■ Task statement
Return each entry exactly, omitting nothing.

◆ ◆ ◆ ◆ ◆

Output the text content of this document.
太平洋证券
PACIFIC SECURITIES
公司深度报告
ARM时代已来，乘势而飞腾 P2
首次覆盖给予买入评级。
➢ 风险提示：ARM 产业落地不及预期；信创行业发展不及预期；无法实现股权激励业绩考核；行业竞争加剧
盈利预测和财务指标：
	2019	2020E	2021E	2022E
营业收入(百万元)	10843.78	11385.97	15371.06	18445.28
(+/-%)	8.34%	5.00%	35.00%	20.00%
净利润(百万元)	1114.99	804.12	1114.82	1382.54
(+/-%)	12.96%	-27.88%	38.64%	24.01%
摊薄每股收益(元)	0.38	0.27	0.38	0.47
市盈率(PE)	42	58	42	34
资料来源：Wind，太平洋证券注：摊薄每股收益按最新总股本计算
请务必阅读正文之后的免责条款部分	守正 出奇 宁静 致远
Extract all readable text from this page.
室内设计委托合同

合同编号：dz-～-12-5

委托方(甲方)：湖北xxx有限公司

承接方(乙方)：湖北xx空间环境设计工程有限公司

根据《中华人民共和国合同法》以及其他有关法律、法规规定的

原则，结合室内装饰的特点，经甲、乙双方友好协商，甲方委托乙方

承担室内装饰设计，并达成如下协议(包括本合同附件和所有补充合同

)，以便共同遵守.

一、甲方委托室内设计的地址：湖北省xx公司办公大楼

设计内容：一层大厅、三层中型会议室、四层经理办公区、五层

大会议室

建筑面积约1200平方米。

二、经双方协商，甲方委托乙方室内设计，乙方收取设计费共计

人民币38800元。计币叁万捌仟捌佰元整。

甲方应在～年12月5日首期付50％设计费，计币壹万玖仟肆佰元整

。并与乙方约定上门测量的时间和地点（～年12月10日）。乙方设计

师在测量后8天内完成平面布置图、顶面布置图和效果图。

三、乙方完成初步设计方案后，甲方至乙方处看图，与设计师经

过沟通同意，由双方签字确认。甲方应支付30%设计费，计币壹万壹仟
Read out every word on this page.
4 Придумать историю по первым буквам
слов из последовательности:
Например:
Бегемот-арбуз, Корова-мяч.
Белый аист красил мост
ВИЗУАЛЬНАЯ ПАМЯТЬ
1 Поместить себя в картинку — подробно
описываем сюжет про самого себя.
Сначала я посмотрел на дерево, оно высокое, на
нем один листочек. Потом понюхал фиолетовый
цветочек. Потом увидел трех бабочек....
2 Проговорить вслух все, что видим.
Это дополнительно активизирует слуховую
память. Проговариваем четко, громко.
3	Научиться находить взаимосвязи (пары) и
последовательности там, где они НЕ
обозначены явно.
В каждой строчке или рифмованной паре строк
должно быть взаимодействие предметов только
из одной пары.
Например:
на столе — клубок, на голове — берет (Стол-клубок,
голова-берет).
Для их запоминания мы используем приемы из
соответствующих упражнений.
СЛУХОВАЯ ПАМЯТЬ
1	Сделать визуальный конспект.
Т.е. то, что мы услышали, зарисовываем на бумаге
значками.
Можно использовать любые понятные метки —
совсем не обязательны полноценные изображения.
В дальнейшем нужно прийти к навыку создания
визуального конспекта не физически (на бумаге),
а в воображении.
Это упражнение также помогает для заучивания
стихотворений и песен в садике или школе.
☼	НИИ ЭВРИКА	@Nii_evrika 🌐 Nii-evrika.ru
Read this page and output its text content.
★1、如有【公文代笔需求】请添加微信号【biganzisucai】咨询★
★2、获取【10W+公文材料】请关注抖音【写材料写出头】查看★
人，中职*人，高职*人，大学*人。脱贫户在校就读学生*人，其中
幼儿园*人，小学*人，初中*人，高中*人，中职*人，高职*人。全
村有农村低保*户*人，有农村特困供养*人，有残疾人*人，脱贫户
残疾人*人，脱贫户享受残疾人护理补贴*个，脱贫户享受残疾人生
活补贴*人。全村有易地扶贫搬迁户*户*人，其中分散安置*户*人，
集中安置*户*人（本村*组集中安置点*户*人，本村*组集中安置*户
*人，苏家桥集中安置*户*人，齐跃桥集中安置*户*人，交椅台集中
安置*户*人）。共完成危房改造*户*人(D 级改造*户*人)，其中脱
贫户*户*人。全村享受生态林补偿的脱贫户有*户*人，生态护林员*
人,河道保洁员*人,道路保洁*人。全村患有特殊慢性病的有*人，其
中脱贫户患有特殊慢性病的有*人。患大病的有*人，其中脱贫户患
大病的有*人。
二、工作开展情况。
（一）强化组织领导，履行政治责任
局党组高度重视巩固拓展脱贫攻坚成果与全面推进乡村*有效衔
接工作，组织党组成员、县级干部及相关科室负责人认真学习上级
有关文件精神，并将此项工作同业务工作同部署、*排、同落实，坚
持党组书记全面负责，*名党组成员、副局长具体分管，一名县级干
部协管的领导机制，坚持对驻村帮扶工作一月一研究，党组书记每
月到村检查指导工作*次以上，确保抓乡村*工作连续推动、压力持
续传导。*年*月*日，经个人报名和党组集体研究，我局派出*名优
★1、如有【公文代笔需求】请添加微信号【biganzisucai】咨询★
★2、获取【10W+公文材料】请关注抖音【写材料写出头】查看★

◆ ◆ ◆ ◆ ◆

■ Exercise output
Output the text content of this document.
太平洋证券
PACIFIC SECURITIES
公司深度报告
ARM时代已来，乘势而飞腾 P2
首次覆盖给予买入评级。
➢ 风险提示：ARM 产业落地不及预期；信创行业发展不及预期；无法实现股权激励业绩考核；行业竞争加剧
盈利预测和财务指标：
	2019	2020E	2021E	2022E
营业收入(百万元)	10843.78	11385.97	15371.06	18445.28
(+/-%)	8.34%	5.00%	35.00%	20.00%
净利润(百万元)	1114.99	804.12	1114.82	1382.54
(+/-%)	12.96%	-27.88%	38.64%	24.01%
摊薄每股收益(元)	0.38	0.27	0.38	0.47
市盈率(PE)	42	58	42	34
资料来源：Wind，太平洋证券注：摊薄每股收益按最新总股本计算
请务必阅读正文之后的免责条款部分	守正 出奇 宁静 致远
Extract all readable text from this page.
室内设计委托合同

合同编号：dz-～-12-5

委托方(甲方)：湖北xxx有限公司

承接方(乙方)：湖北xx空间环境设计工程有限公司

根据《中华人民共和国合同法》以及其他有关法律、法规规定的

原则，结合室内装饰的特点，经甲、乙双方友好协商，甲方委托乙方

承担室内装饰设计，并达成如下协议(包括本合同附件和所有补充合同

)，以便共同遵守.

一、甲方委托室内设计的地址：湖北省xx公司办公大楼

设计内容：一层大厅、三层中型会议室、四层经理办公区、五层

大会议室

建筑面积约1200平方米。

二、经双方协商，甲方委托乙方室内设计，乙方收取设计费共计

人民币38800元。计币叁万捌仟捌佰元整。

甲方应在～年12月5日首期付50％设计费，计币壹万玖仟肆佰元整

。并与乙方约定上门测量的时间和地点（～年12月10日）。乙方设计

师在测量后8天内完成平面布置图、顶面布置图和效果图。

三、乙方完成初步设计方案后，甲方至乙方处看图，与设计师经

过沟通同意，由双方签字确认。甲方应支付30%设计费，计币壹万壹仟
Read out every word on this page.
4 Придумать историю по первым буквам
слов из последовательности:
Например:
Бегемот-арбуз, Корова-мяч.
Белый аист красил мост
ВИЗУАЛЬНАЯ ПАМЯТЬ
1 Поместить себя в картинку — подробно
описываем сюжет про самого себя.
Сначала я посмотрел на дерево, оно высокое, на
нем один листочек. Потом понюхал фиолетовый
цветочек. Потом увидел трех бабочек....
2 Проговорить вслух все, что видим.
Это дополнительно активизирует слуховую
память. Проговариваем четко, громко.
3	Научиться находить взаимосвязи (пары) и
последовательности там, где они НЕ
обозначены явно.
В каждой строчке или рифмованной паре строк
должно быть взаимодействие предметов только
из одной пары.
Например:
на столе — клубок, на голове — берет (Стол-клубок,
голова-берет).
Для их запоминания мы используем приемы из
соответствующих упражнений.
СЛУХОВАЯ ПАМЯТЬ
1	Сделать визуальный конспект.
Т.е. то, что мы услышали, зарисовываем на бумаге
значками.
Можно использовать любые понятные метки —
совсем не обязательны полноценные изображения.
В дальнейшем нужно прийти к навыку создания
визуального конспекта не физически (на бумаге),
а в воображении.
Это упражнение также помогает для заучивания
стихотворений и песен в садике или школе.
☼	НИИ ЭВРИКА	@Nii_evrika 🌐 Nii-evrika.ru
Read this page and output its text content.
★1、如有【公文代笔需求】请添加微信号【biganzisucai】咨询★
★2、获取【10W+公文材料】请关注抖音【写材料写出头】查看★
人，中职*人，高职*人，大学*人。脱贫户在校就读学生*人，其中
幼儿园*人，小学*人，初中*人，高中*人，中职*人，高职*人。全
村有农村低保*户*人，有农村特困供养*人，有残疾人*人，脱贫户
残疾人*人，脱贫户享受残疾人护理补贴*个，脱贫户享受残疾人生
活补贴*人。全村有易地扶贫搬迁户*户*人，其中分散安置*户*人，
集中安置*户*人（本村*组集中安置点*户*人，本村*组集中安置*户
*人，苏家桥集中安置*户*人，齐跃桥集中安置*户*人，交椅台集中
安置*户*人）。共完成危房改造*户*人(D 级改造*户*人)，其中脱
贫户*户*人。全村享受生态林补偿的脱贫户有*户*人，生态护林员*
人,河道保洁员*人,道路保洁*人。全村患有特殊慢性病的有*人，其
中脱贫户患有特殊慢性病的有*人。患大病的有*人，其中脱贫户患
大病的有*人。
二、工作开展情况。
（一）强化组织领导，履行政治责任
局党组高度重视巩固拓展脱贫攻坚成果与全面推进乡村*有效衔
接工作，组织党组成员、县级干部及相关科室负责人认真学习上级
有关文件精神，并将此项工作同业务工作同部署、*排、同落实，坚
持党组书记全面负责，*名党组成员、副局长具体分管，一名县级干
部协管的领导机制，坚持对驻村帮扶工作一月一研究，党组书记每
月到村检查指导工作*次以上，确保抓乡村*工作连续推动、压力持
续传导。*年*月*日，经个人报名和党组集体研究，我局派出*名优
★1、如有【公文代笔需求】请添加微信号【biganzisucai】咨询★
★2、获取【10W+公文材料】请关注抖音【写材料写出头】查看★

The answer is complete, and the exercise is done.